## [Dataset entries]
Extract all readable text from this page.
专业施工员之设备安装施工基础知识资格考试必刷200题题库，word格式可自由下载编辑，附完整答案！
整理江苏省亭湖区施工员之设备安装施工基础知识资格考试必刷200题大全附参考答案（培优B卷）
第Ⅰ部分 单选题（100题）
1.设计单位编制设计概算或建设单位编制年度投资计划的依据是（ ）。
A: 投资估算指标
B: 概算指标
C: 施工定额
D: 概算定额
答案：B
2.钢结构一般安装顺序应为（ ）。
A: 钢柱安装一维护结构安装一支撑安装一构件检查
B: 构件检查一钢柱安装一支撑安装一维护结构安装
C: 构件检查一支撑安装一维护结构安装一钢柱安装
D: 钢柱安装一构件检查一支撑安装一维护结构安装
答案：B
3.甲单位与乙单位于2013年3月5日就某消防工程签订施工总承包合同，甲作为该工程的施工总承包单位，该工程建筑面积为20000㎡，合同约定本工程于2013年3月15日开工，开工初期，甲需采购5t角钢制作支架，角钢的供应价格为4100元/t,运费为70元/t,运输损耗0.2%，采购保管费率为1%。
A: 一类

## [Challenge]
Every line of the material must be returned exactly as it appears.

## [Solution to this exercise]
Extract all readable text from this page.
专业施工员之设备安装施工基础知识资格考试必刷200题题库，word格式可自由下载编辑，附完整答案！
整理江苏省亭湖区施工员之设备安装施工基础知识资格考试必刷200题大全附参考答案（培优B卷）
第Ⅰ部分 单选题（100题）
1.设计单位编制设计概算或建设单位编制年度投资计划的依据是（ ）。
A: 投资估算指标
B: 概算指标
C: 施工定额
D: 概算定额
答案：B
2.钢结构一般安装顺序应为（ ）。
A: 钢柱安装一维护结构安装一支撑安装一构件检查
B: 构件检查一钢柱安装一支撑安装一维护结构安装
C: 构件检查一支撑安装一维护结构安装一钢柱安装
D: 钢柱安装一构件检查一支撑安装一维护结构安装
答案：B
3.甲单位与乙单位于2013年3月5日就某消防工程签订施工总承包合同，甲作为该工程的施工总承包单位，该工程建筑面积为20000㎡，合同约定本工程于2013年3月15日开工，开工初期，甲需采购5t角钢制作支架，角钢的供应价格为4100元/t,运费为70元/t,运输损耗0.2%，采购保管费率为1%。
A: 一类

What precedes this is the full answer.